§ Record excerpts
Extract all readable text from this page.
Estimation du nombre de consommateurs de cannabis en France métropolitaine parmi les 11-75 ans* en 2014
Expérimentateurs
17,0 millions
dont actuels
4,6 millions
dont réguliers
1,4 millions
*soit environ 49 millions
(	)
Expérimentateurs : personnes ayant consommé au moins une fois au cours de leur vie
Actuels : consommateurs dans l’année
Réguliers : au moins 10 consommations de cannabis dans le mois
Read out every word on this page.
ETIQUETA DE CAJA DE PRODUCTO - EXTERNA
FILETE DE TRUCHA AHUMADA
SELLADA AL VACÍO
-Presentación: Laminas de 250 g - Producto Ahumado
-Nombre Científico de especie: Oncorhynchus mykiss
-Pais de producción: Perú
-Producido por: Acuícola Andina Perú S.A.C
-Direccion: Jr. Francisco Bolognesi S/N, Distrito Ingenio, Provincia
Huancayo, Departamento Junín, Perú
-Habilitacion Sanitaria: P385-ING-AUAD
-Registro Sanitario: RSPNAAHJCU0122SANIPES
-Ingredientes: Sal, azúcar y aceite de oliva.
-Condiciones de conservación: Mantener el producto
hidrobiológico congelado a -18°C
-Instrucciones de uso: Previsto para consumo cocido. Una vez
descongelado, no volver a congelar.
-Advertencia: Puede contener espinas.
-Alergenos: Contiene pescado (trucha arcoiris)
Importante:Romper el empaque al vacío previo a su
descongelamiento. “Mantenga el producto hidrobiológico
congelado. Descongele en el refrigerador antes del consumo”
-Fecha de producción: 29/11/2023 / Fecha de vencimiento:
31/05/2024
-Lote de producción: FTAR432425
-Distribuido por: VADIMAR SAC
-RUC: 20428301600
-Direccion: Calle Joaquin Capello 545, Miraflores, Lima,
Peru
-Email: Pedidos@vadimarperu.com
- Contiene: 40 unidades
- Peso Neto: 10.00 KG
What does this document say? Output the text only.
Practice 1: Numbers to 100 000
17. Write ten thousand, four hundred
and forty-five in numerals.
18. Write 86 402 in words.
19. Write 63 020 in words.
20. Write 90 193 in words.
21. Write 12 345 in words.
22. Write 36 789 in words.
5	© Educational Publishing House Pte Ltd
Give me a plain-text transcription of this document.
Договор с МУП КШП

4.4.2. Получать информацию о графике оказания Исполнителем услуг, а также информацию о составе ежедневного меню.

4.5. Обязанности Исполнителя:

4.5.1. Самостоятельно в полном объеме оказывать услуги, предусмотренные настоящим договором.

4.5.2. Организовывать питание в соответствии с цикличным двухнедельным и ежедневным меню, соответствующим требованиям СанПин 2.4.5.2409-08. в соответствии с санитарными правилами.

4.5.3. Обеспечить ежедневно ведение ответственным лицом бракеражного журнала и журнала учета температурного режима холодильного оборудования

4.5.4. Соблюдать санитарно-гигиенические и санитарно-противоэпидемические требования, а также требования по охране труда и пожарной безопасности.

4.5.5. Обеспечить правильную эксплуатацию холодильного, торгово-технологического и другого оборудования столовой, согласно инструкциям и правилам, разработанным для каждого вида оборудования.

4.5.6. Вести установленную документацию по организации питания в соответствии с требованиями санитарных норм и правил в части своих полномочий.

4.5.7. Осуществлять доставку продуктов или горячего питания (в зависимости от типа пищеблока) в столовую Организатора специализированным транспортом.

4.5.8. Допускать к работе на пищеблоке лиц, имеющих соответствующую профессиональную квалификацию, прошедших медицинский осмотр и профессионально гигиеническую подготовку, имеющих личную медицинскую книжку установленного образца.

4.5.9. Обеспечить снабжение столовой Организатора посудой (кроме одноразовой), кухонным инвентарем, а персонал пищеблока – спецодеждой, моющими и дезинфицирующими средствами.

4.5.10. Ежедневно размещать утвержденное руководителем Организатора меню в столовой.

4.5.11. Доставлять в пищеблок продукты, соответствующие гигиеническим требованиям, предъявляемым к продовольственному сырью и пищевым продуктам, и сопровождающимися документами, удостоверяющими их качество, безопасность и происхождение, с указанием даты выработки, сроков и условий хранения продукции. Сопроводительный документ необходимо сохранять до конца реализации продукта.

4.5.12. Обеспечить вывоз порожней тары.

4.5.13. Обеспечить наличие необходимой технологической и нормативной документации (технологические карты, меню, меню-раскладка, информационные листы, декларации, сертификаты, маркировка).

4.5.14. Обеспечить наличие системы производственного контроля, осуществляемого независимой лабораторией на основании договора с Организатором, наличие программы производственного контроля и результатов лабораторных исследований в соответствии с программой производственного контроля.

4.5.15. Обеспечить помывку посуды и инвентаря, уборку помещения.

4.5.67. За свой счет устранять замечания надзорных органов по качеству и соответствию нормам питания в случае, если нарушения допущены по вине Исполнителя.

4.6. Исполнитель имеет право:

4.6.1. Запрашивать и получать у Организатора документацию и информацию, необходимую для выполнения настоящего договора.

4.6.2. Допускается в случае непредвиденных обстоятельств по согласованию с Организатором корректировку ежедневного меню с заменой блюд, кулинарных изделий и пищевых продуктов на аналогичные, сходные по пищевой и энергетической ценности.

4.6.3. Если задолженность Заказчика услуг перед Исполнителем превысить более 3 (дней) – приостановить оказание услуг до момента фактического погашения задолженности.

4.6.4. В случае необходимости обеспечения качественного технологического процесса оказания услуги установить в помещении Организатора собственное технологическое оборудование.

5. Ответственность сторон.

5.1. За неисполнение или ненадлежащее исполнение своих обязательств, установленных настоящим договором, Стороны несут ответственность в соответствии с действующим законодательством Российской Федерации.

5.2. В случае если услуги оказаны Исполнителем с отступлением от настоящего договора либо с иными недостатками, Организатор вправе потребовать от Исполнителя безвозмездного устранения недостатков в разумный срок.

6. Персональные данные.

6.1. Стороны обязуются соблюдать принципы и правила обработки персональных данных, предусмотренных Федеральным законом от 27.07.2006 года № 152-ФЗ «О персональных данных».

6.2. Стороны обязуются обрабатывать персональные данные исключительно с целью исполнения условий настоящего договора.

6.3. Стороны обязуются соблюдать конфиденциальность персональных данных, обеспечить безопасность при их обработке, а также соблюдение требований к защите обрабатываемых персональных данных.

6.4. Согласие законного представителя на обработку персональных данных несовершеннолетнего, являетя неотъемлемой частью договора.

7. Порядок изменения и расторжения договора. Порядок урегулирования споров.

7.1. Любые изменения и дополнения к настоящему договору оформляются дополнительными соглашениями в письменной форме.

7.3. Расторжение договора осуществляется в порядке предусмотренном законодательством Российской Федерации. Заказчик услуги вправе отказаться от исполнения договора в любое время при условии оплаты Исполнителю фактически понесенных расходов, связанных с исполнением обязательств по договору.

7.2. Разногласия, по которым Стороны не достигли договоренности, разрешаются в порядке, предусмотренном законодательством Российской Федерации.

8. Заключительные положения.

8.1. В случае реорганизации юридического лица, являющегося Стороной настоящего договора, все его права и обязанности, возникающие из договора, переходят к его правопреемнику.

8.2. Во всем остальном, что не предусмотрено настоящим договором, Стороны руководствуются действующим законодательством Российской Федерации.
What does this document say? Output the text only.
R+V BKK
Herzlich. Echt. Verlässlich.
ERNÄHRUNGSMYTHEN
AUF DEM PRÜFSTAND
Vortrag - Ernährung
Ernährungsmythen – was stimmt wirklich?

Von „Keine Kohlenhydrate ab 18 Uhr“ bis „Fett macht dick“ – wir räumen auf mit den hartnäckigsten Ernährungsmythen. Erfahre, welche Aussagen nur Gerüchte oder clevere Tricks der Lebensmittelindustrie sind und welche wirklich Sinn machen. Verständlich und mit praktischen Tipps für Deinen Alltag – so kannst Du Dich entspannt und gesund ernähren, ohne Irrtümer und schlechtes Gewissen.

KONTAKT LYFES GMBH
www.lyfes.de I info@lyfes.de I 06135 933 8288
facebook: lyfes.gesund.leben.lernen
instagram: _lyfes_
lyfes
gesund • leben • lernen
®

§ Exercise aim
From the listing above, copy out each line where the word "договору" appears.

§ Expected output
7.1. Любые изменения и дополнения к настоящему договору оформляются дополнительными соглашениями в письменной форме.
7.3. Расторжение договора осуществляется в порядке предусмотренном законодательством Российской Федерации. Заказчик услуги вправе отказаться от исполнения договора в любое время при условии оплаты Исполнителю фактически понесенных расходов, связанных с исполнением обязательств по договору.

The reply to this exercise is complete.